GIVEN ENTRIES start
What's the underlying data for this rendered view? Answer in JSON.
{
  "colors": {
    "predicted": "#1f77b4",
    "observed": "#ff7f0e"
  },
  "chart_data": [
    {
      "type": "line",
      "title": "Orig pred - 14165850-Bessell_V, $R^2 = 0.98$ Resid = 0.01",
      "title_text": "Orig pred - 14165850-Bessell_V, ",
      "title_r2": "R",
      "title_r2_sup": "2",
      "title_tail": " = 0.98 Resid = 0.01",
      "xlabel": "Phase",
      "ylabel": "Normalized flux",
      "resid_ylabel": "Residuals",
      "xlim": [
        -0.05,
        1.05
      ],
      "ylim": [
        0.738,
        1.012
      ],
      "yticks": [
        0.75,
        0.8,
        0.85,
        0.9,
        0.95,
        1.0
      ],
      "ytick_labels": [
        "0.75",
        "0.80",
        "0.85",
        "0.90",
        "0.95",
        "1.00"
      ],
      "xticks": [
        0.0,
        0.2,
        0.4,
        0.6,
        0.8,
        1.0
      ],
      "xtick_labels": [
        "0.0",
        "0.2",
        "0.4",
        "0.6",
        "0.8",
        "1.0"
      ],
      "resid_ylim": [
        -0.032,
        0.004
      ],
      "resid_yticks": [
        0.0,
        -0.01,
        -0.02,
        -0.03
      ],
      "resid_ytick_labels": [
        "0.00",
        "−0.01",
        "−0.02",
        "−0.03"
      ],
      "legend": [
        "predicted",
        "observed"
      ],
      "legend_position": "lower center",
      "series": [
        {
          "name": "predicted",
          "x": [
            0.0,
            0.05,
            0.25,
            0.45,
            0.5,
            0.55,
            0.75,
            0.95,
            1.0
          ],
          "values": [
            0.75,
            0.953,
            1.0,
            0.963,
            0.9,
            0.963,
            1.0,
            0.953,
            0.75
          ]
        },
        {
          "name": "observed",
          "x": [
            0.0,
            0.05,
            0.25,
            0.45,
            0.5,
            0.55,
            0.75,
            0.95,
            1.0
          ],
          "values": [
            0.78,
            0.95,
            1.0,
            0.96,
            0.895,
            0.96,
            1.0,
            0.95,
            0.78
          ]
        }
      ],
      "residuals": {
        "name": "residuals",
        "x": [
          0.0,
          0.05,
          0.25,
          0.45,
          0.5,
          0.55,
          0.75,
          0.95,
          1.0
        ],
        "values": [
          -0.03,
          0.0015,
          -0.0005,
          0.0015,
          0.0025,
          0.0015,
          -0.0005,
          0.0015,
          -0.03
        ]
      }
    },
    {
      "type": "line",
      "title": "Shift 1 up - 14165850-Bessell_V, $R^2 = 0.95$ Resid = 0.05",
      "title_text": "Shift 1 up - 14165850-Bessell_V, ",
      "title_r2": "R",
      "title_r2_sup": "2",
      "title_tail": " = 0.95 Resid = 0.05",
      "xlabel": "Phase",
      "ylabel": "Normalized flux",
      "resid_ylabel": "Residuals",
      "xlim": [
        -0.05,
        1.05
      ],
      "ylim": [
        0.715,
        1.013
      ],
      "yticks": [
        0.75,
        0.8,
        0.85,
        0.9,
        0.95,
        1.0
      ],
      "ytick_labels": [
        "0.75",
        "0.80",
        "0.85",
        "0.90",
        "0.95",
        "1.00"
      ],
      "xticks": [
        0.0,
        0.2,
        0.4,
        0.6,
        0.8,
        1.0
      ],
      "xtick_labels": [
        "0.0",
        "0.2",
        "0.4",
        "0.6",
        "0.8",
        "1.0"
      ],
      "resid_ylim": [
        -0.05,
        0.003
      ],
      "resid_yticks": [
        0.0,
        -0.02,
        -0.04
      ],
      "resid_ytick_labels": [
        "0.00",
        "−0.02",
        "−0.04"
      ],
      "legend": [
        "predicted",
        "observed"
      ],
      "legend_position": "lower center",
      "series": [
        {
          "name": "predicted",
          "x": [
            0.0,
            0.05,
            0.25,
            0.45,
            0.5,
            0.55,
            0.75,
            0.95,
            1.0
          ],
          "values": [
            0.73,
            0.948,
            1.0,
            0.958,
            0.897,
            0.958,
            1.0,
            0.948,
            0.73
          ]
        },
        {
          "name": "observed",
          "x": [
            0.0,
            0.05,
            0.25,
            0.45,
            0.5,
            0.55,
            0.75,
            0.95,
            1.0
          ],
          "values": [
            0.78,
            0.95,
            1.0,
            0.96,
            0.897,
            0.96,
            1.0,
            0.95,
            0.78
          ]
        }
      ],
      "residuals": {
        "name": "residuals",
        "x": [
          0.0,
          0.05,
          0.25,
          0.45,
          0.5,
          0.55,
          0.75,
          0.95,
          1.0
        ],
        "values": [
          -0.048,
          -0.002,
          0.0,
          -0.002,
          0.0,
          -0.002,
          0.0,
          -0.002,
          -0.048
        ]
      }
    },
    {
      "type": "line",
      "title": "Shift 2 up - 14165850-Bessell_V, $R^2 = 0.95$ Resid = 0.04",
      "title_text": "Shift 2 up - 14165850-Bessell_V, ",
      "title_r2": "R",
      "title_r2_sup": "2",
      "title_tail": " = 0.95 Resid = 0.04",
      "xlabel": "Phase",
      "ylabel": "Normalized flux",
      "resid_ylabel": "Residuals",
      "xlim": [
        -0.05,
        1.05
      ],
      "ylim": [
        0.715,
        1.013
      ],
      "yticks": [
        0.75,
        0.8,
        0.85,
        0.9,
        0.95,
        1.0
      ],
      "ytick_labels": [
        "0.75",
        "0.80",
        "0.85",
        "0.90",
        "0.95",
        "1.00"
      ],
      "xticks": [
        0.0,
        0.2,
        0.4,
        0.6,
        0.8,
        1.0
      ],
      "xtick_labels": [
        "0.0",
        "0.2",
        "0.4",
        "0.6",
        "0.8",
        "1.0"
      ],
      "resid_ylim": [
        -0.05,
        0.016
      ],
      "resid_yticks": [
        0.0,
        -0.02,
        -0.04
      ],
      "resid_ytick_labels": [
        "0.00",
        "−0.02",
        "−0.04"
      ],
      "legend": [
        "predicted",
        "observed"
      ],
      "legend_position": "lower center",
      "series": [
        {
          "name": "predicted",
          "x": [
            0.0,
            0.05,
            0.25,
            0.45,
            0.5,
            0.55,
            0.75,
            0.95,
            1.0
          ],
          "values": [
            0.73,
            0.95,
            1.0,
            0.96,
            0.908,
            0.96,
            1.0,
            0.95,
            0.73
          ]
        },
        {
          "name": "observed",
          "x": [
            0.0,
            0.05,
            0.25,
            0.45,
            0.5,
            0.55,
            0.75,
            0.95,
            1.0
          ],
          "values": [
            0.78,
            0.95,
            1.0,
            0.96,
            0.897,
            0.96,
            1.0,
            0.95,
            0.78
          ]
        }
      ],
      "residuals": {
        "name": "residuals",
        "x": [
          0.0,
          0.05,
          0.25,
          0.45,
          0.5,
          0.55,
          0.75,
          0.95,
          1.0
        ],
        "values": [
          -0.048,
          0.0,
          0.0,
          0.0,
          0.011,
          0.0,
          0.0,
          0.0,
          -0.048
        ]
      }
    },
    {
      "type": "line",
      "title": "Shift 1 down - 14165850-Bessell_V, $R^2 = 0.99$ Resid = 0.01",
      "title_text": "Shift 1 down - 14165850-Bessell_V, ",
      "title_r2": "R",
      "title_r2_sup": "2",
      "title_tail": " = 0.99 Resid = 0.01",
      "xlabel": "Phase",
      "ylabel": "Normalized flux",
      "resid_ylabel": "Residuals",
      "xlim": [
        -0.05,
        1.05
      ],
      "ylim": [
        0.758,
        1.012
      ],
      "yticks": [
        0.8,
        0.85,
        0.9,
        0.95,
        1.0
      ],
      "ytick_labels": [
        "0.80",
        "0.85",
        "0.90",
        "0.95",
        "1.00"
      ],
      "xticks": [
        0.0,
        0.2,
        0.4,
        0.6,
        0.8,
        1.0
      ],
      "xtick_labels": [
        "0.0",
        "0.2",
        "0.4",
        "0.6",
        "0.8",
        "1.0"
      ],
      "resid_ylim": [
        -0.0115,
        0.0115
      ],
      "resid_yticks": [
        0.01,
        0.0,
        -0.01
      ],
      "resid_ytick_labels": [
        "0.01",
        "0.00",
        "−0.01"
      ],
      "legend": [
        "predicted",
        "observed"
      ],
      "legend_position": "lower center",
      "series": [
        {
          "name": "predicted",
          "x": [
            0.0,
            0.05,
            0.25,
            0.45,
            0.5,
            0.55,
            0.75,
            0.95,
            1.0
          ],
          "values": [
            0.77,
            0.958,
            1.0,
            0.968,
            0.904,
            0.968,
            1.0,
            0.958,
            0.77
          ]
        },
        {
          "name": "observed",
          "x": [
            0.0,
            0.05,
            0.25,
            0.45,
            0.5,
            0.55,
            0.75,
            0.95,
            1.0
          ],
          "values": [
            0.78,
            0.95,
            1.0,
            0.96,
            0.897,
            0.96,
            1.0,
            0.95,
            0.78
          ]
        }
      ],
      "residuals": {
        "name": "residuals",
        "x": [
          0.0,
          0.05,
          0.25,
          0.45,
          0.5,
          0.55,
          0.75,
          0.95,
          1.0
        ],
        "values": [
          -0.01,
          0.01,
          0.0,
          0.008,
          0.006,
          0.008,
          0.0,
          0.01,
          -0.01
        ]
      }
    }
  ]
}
GIVEN ENTRIES end
WORK TO BE COMPLETED: Read the data above and pull out each line that holds the string "Shift".

THE RESULT:
      "title": "Shift 1 up - 14165850-Bessell_V, $R^2 = 0.95$ Resid = 0.05",
      "title_text": "Shift 1 up - 14165850-Bessell_V, ",
      "title": "Shift 2 up - 14165850-Bessell_V, $R^2 = 0.95$ Resid = 0.04",
      "title_text": "Shift 2 up - 14165850-Bessell_V, ",
      "title": "Shift 1 down - 14165850-Bessell_V, $R^2 = 0.99$ Resid = 0.01",
      "title_text": "Shift 1 down - 14165850-Bessell_V, ",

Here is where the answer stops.